> [Task goal]:
From the listing below, pull out every line where the string "What" appears.
§
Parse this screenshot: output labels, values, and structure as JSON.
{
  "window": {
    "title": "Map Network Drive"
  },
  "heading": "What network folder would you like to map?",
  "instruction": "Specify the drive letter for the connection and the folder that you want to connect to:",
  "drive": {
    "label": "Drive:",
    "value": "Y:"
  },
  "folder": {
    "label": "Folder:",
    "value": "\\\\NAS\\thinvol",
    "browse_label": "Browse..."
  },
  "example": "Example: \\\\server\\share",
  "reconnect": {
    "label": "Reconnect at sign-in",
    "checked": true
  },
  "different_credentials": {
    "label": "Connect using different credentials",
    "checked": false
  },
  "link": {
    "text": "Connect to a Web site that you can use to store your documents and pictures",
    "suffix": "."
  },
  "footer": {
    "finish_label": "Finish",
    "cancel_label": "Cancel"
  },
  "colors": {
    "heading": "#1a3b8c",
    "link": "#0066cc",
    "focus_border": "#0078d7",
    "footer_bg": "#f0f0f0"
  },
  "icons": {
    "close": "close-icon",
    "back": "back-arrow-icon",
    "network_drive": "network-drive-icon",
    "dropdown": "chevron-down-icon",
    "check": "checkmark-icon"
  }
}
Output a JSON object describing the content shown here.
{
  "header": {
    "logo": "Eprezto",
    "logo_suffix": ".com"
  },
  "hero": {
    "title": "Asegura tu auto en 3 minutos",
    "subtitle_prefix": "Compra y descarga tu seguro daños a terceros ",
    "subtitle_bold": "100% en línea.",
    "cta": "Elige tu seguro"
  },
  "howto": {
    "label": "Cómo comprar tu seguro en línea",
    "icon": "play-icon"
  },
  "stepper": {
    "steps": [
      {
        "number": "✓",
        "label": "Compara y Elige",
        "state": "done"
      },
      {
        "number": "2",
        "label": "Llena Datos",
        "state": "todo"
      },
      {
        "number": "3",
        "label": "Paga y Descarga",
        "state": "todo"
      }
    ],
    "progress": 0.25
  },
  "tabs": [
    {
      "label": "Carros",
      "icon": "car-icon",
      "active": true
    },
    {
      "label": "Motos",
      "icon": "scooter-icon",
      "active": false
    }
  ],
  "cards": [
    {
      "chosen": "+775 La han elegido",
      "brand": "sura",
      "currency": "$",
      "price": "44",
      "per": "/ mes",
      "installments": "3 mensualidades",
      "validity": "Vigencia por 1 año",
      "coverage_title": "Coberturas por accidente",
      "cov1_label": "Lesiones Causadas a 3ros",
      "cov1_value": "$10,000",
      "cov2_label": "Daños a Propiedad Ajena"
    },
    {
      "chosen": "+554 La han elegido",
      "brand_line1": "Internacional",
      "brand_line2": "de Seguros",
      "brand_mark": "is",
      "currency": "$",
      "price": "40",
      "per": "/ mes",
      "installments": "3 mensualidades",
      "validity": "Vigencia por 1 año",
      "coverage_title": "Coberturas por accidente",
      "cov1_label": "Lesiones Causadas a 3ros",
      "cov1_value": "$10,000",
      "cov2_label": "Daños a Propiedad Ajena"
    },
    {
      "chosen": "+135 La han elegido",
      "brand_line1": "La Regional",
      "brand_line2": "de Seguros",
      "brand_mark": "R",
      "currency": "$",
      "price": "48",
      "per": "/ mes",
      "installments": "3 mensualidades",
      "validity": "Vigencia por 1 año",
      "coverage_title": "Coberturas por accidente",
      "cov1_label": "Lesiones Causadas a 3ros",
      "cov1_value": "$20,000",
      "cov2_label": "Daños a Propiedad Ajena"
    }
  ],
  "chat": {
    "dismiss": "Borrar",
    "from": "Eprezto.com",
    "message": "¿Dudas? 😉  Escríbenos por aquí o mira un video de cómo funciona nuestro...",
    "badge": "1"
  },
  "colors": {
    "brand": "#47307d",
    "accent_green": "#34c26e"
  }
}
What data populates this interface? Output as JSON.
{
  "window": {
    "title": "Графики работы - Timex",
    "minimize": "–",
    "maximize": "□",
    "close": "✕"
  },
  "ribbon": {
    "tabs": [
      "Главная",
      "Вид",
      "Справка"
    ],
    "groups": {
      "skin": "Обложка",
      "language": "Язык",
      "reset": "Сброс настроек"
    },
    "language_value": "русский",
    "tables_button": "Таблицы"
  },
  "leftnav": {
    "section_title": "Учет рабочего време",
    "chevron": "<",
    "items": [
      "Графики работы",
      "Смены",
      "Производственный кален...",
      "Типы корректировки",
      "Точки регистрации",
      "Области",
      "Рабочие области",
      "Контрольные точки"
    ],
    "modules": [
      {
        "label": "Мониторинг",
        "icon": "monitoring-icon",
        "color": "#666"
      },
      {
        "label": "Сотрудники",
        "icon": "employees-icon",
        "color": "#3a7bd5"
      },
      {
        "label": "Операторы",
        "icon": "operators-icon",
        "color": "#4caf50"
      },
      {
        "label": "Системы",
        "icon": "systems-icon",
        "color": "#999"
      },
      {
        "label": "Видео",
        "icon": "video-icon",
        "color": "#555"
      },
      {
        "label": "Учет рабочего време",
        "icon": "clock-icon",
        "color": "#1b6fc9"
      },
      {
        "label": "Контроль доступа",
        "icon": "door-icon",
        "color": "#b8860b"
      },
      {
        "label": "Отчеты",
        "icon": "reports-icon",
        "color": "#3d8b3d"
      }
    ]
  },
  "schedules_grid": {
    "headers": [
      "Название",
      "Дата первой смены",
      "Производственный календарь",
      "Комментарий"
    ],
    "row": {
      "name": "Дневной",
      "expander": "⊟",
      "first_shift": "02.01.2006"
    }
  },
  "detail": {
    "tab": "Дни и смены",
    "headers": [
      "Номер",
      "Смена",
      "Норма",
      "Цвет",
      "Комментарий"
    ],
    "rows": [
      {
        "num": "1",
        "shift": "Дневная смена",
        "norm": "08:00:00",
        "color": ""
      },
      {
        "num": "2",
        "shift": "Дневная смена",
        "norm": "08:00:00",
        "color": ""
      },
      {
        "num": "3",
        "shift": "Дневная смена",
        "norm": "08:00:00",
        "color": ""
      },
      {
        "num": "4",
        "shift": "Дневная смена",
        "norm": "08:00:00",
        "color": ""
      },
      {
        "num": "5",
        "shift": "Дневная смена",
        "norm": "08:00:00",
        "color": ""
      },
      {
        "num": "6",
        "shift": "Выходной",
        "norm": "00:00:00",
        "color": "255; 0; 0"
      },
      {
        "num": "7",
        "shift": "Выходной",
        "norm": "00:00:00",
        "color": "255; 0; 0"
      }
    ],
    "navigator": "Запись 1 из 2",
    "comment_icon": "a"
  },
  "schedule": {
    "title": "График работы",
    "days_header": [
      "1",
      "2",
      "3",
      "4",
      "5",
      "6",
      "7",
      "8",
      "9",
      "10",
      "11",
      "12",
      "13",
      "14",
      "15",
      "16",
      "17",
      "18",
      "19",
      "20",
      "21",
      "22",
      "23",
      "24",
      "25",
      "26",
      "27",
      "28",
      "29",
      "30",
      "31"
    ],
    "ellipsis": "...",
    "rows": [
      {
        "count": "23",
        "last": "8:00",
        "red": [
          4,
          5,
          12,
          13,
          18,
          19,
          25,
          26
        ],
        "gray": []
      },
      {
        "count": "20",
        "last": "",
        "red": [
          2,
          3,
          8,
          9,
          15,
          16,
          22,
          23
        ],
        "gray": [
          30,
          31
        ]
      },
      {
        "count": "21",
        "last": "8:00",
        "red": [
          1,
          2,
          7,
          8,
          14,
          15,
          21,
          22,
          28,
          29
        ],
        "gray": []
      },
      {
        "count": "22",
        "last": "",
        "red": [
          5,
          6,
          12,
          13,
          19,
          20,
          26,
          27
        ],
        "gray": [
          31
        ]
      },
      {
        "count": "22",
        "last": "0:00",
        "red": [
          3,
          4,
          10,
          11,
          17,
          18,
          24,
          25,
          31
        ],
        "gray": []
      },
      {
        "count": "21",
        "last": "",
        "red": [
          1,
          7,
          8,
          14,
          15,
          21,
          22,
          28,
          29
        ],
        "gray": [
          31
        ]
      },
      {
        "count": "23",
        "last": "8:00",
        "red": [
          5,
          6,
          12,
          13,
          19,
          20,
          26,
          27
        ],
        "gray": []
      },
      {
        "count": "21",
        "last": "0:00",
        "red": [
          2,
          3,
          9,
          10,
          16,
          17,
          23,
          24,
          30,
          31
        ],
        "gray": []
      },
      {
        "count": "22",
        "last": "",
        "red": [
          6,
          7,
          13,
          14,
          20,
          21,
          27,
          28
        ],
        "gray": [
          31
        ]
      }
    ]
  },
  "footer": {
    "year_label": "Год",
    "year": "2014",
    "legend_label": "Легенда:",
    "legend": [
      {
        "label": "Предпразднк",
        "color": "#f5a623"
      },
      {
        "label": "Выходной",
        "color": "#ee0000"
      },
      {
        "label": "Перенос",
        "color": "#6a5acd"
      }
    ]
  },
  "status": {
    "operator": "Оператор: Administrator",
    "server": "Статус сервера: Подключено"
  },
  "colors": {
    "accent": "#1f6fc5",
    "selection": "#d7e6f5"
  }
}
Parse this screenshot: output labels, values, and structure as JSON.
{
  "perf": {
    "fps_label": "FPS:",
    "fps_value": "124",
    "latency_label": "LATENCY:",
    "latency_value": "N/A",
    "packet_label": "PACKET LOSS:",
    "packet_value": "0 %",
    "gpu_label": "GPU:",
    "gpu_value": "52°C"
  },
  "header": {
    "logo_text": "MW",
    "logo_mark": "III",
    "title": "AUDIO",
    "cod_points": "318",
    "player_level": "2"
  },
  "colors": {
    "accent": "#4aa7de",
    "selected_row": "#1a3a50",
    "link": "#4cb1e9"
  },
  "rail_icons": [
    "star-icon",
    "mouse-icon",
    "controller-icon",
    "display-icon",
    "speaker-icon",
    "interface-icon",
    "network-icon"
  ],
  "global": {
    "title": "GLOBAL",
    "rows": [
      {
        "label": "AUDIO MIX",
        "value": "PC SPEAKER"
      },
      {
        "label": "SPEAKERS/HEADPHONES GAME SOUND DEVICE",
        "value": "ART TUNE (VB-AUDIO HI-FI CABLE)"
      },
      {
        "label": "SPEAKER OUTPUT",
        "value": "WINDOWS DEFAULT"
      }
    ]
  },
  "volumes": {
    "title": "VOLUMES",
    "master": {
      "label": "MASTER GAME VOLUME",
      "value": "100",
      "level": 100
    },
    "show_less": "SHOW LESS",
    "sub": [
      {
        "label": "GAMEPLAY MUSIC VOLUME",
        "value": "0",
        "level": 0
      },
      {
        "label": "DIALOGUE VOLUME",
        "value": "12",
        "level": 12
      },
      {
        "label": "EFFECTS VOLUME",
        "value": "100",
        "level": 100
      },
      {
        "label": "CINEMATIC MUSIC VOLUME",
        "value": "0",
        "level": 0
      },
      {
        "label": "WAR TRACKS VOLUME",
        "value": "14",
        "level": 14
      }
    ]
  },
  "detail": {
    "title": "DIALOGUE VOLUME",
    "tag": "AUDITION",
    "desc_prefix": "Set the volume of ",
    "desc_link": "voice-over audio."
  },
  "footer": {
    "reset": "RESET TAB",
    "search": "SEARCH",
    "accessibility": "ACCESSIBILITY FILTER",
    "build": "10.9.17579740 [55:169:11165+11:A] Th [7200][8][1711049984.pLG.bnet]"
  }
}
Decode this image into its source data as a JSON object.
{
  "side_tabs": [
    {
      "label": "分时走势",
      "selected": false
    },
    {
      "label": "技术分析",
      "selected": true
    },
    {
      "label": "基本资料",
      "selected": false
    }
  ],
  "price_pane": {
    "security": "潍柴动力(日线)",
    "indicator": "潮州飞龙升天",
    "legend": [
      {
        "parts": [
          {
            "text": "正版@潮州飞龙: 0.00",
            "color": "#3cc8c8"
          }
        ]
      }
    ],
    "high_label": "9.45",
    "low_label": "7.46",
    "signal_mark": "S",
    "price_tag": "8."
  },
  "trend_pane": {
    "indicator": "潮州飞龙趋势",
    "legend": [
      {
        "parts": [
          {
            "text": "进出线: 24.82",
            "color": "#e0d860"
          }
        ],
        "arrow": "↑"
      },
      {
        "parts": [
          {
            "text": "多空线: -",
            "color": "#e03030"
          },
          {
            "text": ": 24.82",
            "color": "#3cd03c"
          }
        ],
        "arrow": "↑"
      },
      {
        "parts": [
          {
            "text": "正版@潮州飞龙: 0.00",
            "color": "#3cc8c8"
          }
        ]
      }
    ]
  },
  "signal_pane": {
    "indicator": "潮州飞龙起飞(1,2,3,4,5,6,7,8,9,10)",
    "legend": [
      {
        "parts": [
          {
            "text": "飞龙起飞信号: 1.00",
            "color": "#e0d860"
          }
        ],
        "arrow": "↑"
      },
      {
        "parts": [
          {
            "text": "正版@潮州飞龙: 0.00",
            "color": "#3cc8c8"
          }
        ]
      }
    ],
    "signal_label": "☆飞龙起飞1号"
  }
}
§
> [Result of this task]:
  "heading": "What network folder would you like to map?",
What data populates this interface? Output as JSON.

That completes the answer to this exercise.